Problem statement: Restate the full listing word for word and leave the pictures out.

● ● ● ●

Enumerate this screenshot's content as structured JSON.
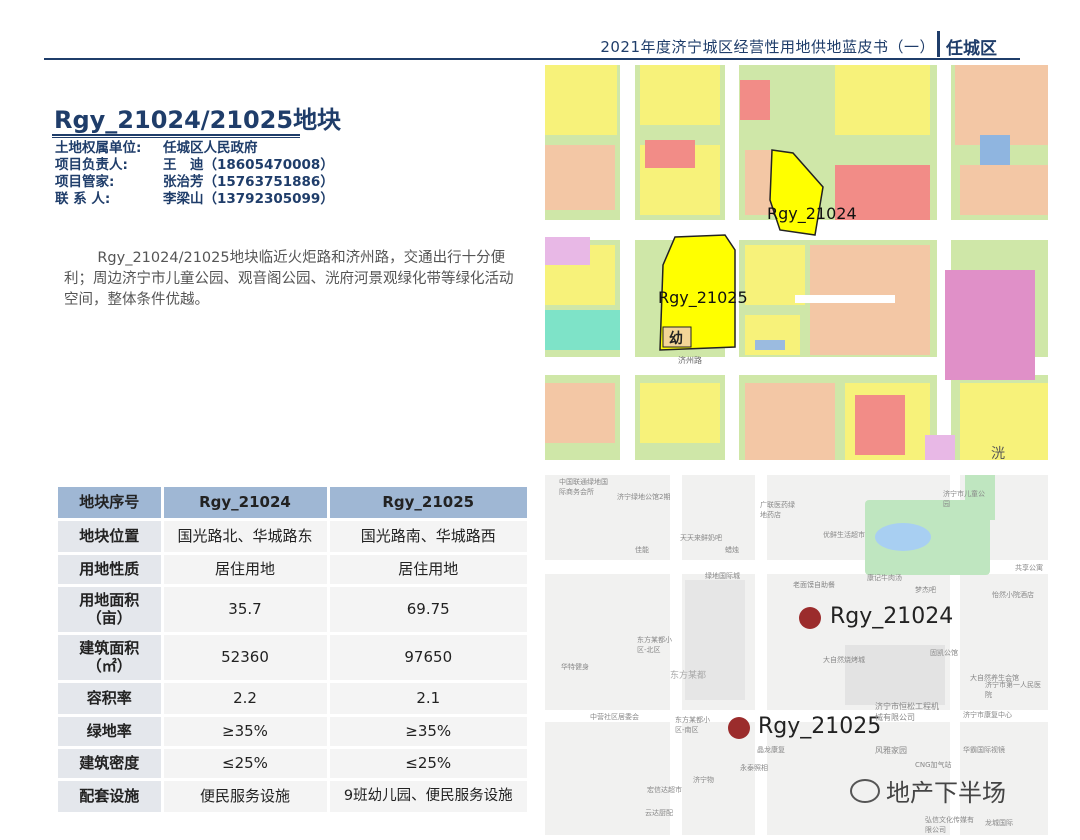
{
  "header": {
    "title": "2021年度济宁城区经营性用地供地蓝皮书（一）",
    "district": "任城区"
  },
  "plot": {
    "title": "Rgy_21024/21025地块",
    "info": [
      {
        "label": "土地权属单位:",
        "value": "任城区人民政府"
      },
      {
        "label": "项目负责人:",
        "value": "王　迪（18605470008）"
      },
      {
        "label": "项目管家:",
        "value": "张治芳（15763751886）"
      },
      {
        "label": "联 系 人:",
        "value": "李梁山（13792305099）"
      }
    ],
    "description": "Rgy_21024/21025地块临近火炬路和济州路，交通出行十分便利；周边济宁市儿童公园、观音阁公园、洸府河景观绿化带等绿化活动空间，整体条件优越。"
  },
  "table": {
    "headers": [
      "地块序号",
      "Rgy_21024",
      "Rgy_21025"
    ],
    "rows": [
      [
        "地块位置",
        "国光路北、华城路东",
        "国光路南、华城路西"
      ],
      [
        "用地性质",
        "居住用地",
        "居住用地"
      ],
      [
        "用地面积（亩）",
        "35.7",
        "69.75"
      ],
      [
        "建筑面积（㎡）",
        "52360",
        "97650"
      ],
      [
        "容积率",
        "2.2",
        "2.1"
      ],
      [
        "绿地率",
        "≥35%",
        "≥35%"
      ],
      [
        "建筑密度",
        "≤25%",
        "≤25%"
      ],
      [
        "配套设施",
        "便民服务设施",
        "9班幼儿园、便民服务设施"
      ]
    ]
  },
  "planning_map": {
    "labels": {
      "plot_a": "Rgy_21024",
      "plot_b": "Rgy_21025",
      "kindergarten": "幼",
      "river": "洸",
      "road": "济州路"
    },
    "colors": {
      "residential": "#f7f27a",
      "commercial": "#f3c7a5",
      "green": "#cfe7a8",
      "public": "#f28c87",
      "selected": "#ffff00",
      "education": "#e090c8"
    }
  },
  "location_map": {
    "labels": {
      "plot_a": "Rgy_21024",
      "plot_b": "Rgy_21025"
    },
    "pois": [
      "中国联通绿地国际商务会所",
      "济宁绿地公馆2期",
      "广联医药绿地药店",
      "天天来鲜奶吧",
      "佳能",
      "优鲜生活超市",
      "蜡烛",
      "济宁市儿童公园",
      "绿地国际城",
      "老面馍自助餐",
      "康记牛肉汤",
      "梦杰吧",
      "东方某都小区-北区",
      "东方某都",
      "大自然烧烤城",
      "固凯公馆",
      "华特健身",
      "大自然养生会馆",
      "济宁市恒松工程机械有限公司",
      "东方某都小区-南区",
      "中营社区居委会",
      "济宁市第一人民医院",
      "晶龙康复",
      "永泰照相",
      "风雅家园",
      "济宁市康复中心",
      "华霸国际视镜",
      "CNG加气站",
      "济宁物",
      "宏信达超市",
      "云达厨配",
      "龙城国际",
      "弘信文化传媒有限公司",
      "共享公寓",
      "怡然小院酒店"
    ],
    "watermark": "地产下半场"
  }
}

● ● ● ●

Task answer:
Enumerate this screenshot's content as structured JSON.
{
  "header": {
    "title": "2021年度济宁城区经营性用地供地蓝皮书（一）",
    "district": "任城区"
  },
  "plot": {
    "title": "Rgy_21024/21025地块",
    "info": [
      {
        "label": "土地权属单位:",
        "value": "任城区人民政府"
      },
      {
        "label": "项目负责人:",
        "value": "王　迪（18605470008）"
      },
      {
        "label": "项目管家:",
        "value": "张治芳（15763751886）"
      },
      {
        "label": "联 系 人:",
        "value": "李梁山（13792305099）"
      }
    ],
    "description": "Rgy_21024/21025地块临近火炬路和济州路，交通出行十分便利；周边济宁市儿童公园、观音阁公园、洸府河景观绿化带等绿化活动空间，整体条件优越。"
  },
  "table": {
    "headers": [
      "地块序号",
      "Rgy_21024",
      "Rgy_21025"
    ],
    "rows": [
      [
        "地块位置",
        "国光路北、华城路东",
        "国光路南、华城路西"
      ],
      [
        "用地性质",
        "居住用地",
        "居住用地"
      ],
      [
        "用地面积（亩）",
        "35.7",
        "69.75"
      ],
      [
        "建筑面积（㎡）",
        "52360",
        "97650"
      ],
      [
        "容积率",
        "2.2",
        "2.1"
      ],
      [
        "绿地率",
        "≥35%",
        "≥35%"
      ],
      [
        "建筑密度",
        "≤25%",
        "≤25%"
      ],
      [
        "配套设施",
        "便民服务设施",
        "9班幼儿园、便民服务设施"
      ]
    ]
  },
  "planning_map": {
    "labels": {
      "plot_a": "Rgy_21024",
      "plot_b": "Rgy_21025",
      "kindergarten": "幼",
      "river": "洸",
      "road": "济州路"
    },
    "colors": {
      "residential": "#f7f27a",
      "commercial": "#f3c7a5",
      "green": "#cfe7a8",
      "public": "#f28c87",
      "selected": "#ffff00",
      "education": "#e090c8"
    }
  },
  "location_map": {
    "labels": {
      "plot_a": "Rgy_21024",
      "plot_b": "Rgy_21025"
    },
    "pois": [
      "中国联通绿地国际商务会所",
      "济宁绿地公馆2期",
      "广联医药绿地药店",
      "天天来鲜奶吧",
      "佳能",
      "优鲜生活超市",
      "蜡烛",
      "济宁市儿童公园",
      "绿地国际城",
      "老面馍自助餐",
      "康记牛肉汤",
      "梦杰吧",
      "东方某都小区-北区",
      "东方某都",
      "大自然烧烤城",
      "固凯公馆",
      "华特健身",
      "大自然养生会馆",
      "济宁市恒松工程机械有限公司",
      "东方某都小区-南区",
      "中营社区居委会",
      "济宁市第一人民医院",
      "晶龙康复",
      "永泰照相",
      "风雅家园",
      "济宁市康复中心",
      "华霸国际视镜",
      "CNG加气站",
      "济宁物",
      "宏信达超市",
      "云达厨配",
      "龙城国际",
      "弘信文化传媒有限公司",
      "共享公寓",
      "怡然小院酒店"
    ],
    "watermark": "地产下半场"
  }
}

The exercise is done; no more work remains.